Reproduce every entry exactly, without alteration.

---------- DATASET RECORDS ----------

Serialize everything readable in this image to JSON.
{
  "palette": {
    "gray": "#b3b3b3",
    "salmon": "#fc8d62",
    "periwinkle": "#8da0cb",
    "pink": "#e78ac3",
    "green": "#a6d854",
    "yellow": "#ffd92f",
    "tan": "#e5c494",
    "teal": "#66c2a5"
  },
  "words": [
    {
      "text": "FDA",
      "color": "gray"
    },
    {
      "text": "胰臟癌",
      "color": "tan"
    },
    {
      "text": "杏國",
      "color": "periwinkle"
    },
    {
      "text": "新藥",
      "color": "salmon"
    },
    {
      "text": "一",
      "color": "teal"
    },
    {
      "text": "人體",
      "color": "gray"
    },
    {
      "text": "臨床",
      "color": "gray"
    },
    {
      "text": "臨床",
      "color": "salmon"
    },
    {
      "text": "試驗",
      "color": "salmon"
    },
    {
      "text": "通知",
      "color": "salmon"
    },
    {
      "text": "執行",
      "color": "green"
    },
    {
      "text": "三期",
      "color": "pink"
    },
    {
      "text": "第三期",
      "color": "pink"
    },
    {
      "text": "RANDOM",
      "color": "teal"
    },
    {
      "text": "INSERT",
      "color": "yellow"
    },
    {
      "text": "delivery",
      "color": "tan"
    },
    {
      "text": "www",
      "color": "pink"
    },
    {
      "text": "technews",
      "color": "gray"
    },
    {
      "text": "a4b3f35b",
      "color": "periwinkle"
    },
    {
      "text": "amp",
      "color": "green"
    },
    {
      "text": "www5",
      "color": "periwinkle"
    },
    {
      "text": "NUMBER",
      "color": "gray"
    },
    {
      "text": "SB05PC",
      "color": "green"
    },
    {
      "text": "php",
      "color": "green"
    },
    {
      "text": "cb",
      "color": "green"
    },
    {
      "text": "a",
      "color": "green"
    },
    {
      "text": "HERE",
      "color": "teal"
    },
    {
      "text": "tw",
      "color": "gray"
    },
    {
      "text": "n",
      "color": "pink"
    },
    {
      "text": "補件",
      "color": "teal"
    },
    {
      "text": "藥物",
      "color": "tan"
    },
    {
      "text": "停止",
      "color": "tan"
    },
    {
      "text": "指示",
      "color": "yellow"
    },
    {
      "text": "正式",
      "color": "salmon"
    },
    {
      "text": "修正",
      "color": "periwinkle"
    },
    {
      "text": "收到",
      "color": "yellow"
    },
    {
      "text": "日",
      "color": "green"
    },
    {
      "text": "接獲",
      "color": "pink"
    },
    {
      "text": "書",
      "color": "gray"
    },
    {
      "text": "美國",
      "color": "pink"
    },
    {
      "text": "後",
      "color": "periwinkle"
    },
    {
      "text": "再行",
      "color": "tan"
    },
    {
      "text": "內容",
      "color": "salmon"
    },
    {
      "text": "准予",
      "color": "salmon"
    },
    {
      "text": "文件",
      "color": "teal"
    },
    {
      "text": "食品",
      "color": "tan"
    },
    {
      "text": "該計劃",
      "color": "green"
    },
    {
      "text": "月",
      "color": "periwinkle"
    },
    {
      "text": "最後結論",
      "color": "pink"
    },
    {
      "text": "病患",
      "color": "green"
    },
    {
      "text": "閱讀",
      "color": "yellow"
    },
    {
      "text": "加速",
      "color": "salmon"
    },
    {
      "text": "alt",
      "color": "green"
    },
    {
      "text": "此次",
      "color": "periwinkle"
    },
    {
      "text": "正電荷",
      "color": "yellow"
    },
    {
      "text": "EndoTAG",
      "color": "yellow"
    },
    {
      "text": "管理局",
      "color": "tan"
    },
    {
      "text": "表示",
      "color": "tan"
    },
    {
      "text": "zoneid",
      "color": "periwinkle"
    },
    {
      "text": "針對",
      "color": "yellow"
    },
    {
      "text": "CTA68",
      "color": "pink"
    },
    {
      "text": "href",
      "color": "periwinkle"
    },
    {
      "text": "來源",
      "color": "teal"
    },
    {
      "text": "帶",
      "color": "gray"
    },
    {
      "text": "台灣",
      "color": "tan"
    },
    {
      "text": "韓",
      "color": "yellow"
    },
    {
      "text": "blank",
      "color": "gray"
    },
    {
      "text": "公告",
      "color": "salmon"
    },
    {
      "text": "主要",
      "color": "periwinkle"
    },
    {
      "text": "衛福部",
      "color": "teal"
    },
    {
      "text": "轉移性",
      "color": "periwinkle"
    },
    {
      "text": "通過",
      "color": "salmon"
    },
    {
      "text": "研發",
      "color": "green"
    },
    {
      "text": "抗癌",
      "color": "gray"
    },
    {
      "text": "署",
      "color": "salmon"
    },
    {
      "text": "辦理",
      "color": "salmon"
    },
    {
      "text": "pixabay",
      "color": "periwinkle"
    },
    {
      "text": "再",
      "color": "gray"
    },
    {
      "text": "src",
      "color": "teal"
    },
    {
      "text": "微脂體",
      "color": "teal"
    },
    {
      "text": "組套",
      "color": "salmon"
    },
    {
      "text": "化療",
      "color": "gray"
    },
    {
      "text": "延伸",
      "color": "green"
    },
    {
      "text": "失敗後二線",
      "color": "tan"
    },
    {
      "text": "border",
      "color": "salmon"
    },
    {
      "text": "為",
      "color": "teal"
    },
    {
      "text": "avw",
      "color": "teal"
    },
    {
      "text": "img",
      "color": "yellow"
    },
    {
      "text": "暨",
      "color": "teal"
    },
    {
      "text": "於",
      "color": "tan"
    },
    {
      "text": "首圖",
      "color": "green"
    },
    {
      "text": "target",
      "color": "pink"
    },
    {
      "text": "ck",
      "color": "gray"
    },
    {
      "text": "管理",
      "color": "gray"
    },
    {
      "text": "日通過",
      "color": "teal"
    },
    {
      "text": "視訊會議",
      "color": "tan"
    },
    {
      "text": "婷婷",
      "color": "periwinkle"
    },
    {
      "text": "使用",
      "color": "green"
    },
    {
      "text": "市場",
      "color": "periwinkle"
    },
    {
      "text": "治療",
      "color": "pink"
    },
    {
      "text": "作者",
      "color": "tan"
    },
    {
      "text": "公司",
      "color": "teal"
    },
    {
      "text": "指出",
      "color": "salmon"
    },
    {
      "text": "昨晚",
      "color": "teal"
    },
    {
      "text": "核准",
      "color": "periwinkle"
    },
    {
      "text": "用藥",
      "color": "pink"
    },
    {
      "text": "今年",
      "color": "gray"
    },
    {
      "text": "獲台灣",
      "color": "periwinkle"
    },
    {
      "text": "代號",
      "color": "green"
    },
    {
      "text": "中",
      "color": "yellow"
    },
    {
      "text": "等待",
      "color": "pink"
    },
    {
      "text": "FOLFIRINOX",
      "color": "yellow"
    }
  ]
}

----------

_EXPECTED OUTPUT_
Serialize everything readable in this image to JSON.
{
  "palette": {
    "gray": "#b3b3b3",
    "salmon": "#fc8d62",
    "periwinkle": "#8da0cb",
    "pink": "#e78ac3",
    "green": "#a6d854",
    "yellow": "#ffd92f",
    "tan": "#e5c494",
    "teal": "#66c2a5"
  },
  "words": [
    {
      "text": "FDA",
      "color": "gray"
    },
    {
      "text": "胰臟癌",
      "color": "tan"
    },
    {
      "text": "杏國",
      "color": "periwinkle"
    },
    {
      "text": "新藥",
      "color": "salmon"
    },
    {
      "text": "一",
      "color": "teal"
    },
    {
      "text": "人體",
      "color": "gray"
    },
    {
      "text": "臨床",
      "color": "gray"
    },
    {
      "text": "臨床",
      "color": "salmon"
    },
    {
      "text": "試驗",
      "color": "salmon"
    },
    {
      "text": "通知",
      "color": "salmon"
    },
    {
      "text": "執行",
      "color": "green"
    },
    {
      "text": "三期",
      "color": "pink"
    },
    {
      "text": "第三期",
      "color": "pink"
    },
    {
      "text": "RANDOM",
      "color": "teal"
    },
    {
      "text": "INSERT",
      "color": "yellow"
    },
    {
      "text": "delivery",
      "color": "tan"
    },
    {
      "text": "www",
      "color": "pink"
    },
    {
      "text": "technews",
      "color": "gray"
    },
    {
      "text": "a4b3f35b",
      "color": "periwinkle"
    },
    {
      "text": "amp",
      "color": "green"
    },
    {
      "text": "www5",
      "color": "periwinkle"
    },
    {
      "text": "NUMBER",
      "color": "gray"
    },
    {
      "text": "SB05PC",
      "color": "green"
    },
    {
      "text": "php",
      "color": "green"
    },
    {
      "text": "cb",
      "color": "green"
    },
    {
      "text": "a",
      "color": "green"
    },
    {
      "text": "HERE",
      "color": "teal"
    },
    {
      "text": "tw",
      "color": "gray"
    },
    {
      "text": "n",
      "color": "pink"
    },
    {
      "text": "補件",
      "color": "teal"
    },
    {
      "text": "藥物",
      "color": "tan"
    },
    {
      "text": "停止",
      "color": "tan"
    },
    {
      "text": "指示",
      "color": "yellow"
    },
    {
      "text": "正式",
      "color": "salmon"
    },
    {
      "text": "修正",
      "color": "periwinkle"
    },
    {
      "text": "收到",
      "color": "yellow"
    },
    {
      "text": "日",
      "color": "green"
    },
    {
      "text": "接獲",
      "color": "pink"
    },
    {
      "text": "書",
      "color": "gray"
    },
    {
      "text": "美國",
      "color": "pink"
    },
    {
      "text": "後",
      "color": "periwinkle"
    },
    {
      "text": "再行",
      "color": "tan"
    },
    {
      "text": "內容",
      "color": "salmon"
    },
    {
      "text": "准予",
      "color": "salmon"
    },
    {
      "text": "文件",
      "color": "teal"
    },
    {
      "text": "食品",
      "color": "tan"
    },
    {
      "text": "該計劃",
      "color": "green"
    },
    {
      "text": "月",
      "color": "periwinkle"
    },
    {
      "text": "最後結論",
      "color": "pink"
    },
    {
      "text": "病患",
      "color": "green"
    },
    {
      "text": "閱讀",
      "color": "yellow"
    },
    {
      "text": "加速",
      "color": "salmon"
    },
    {
      "text": "alt",
      "color": "green"
    },
    {
      "text": "此次",
      "color": "periwinkle"
    },
    {
      "text": "正電荷",
      "color": "yellow"
    },
    {
      "text": "EndoTAG",
      "color": "yellow"
    },
    {
      "text": "管理局",
      "color": "tan"
    },
    {
      "text": "表示",
      "color": "tan"
    },
    {
      "text": "zoneid",
      "color": "periwinkle"
    },
    {
      "text": "針對",
      "color": "yellow"
    },
    {
      "text": "CTA68",
      "color": "pink"
    },
    {
      "text": "href",
      "color": "periwinkle"
    },
    {
      "text": "來源",
      "color": "teal"
    },
    {
      "text": "帶",
      "color": "gray"
    },
    {
      "text": "台灣",
      "color": "tan"
    },
    {
      "text": "韓",
      "color": "yellow"
    },
    {
      "text": "blank",
      "color": "gray"
    },
    {
      "text": "公告",
      "color": "salmon"
    },
    {
      "text": "主要",
      "color": "periwinkle"
    },
    {
      "text": "衛福部",
      "color": "teal"
    },
    {
      "text": "轉移性",
      "color": "periwinkle"
    },
    {
      "text": "通過",
      "color": "salmon"
    },
    {
      "text": "研發",
      "color": "green"
    },
    {
      "text": "抗癌",
      "color": "gray"
    },
    {
      "text": "署",
      "color": "salmon"
    },
    {
      "text": "辦理",
      "color": "salmon"
    },
    {
      "text": "pixabay",
      "color": "periwinkle"
    },
    {
      "text": "再",
      "color": "gray"
    },
    {
      "text": "src",
      "color": "teal"
    },
    {
      "text": "微脂體",
      "color": "teal"
    },
    {
      "text": "組套",
      "color": "salmon"
    },
    {
      "text": "化療",
      "color": "gray"
    },
    {
      "text": "延伸",
      "color": "green"
    },
    {
      "text": "失敗後二線",
      "color": "tan"
    },
    {
      "text": "border",
      "color": "salmon"
    },
    {
      "text": "為",
      "color": "teal"
    },
    {
      "text": "avw",
      "color": "teal"
    },
    {
      "text": "img",
      "color": "yellow"
    },
    {
      "text": "暨",
      "color": "teal"
    },
    {
      "text": "於",
      "color": "tan"
    },
    {
      "text": "首圖",
      "color": "green"
    },
    {
      "text": "target",
      "color": "pink"
    },
    {
      "text": "ck",
      "color": "gray"
    },
    {
      "text": "管理",
      "color": "gray"
    },
    {
      "text": "日通過",
      "color": "teal"
    },
    {
      "text": "視訊會議",
      "color": "tan"
    },
    {
      "text": "婷婷",
      "color": "periwinkle"
    },
    {
      "text": "使用",
      "color": "green"
    },
    {
      "text": "市場",
      "color": "periwinkle"
    },
    {
      "text": "治療",
      "color": "pink"
    },
    {
      "text": "作者",
      "color": "tan"
    },
    {
      "text": "公司",
      "color": "teal"
    },
    {
      "text": "指出",
      "color": "salmon"
    },
    {
      "text": "昨晚",
      "color": "teal"
    },
    {
      "text": "核准",
      "color": "periwinkle"
    },
    {
      "text": "用藥",
      "color": "pink"
    },
    {
      "text": "今年",
      "color": "gray"
    },
    {
      "text": "獲台灣",
      "color": "periwinkle"
    },
    {
      "text": "代號",
      "color": "green"
    },
    {
      "text": "中",
      "color": "yellow"
    },
    {
      "text": "等待",
      "color": "pink"
    },
    {
      "text": "FOLFIRINOX",
      "color": "yellow"
    }
  ]
}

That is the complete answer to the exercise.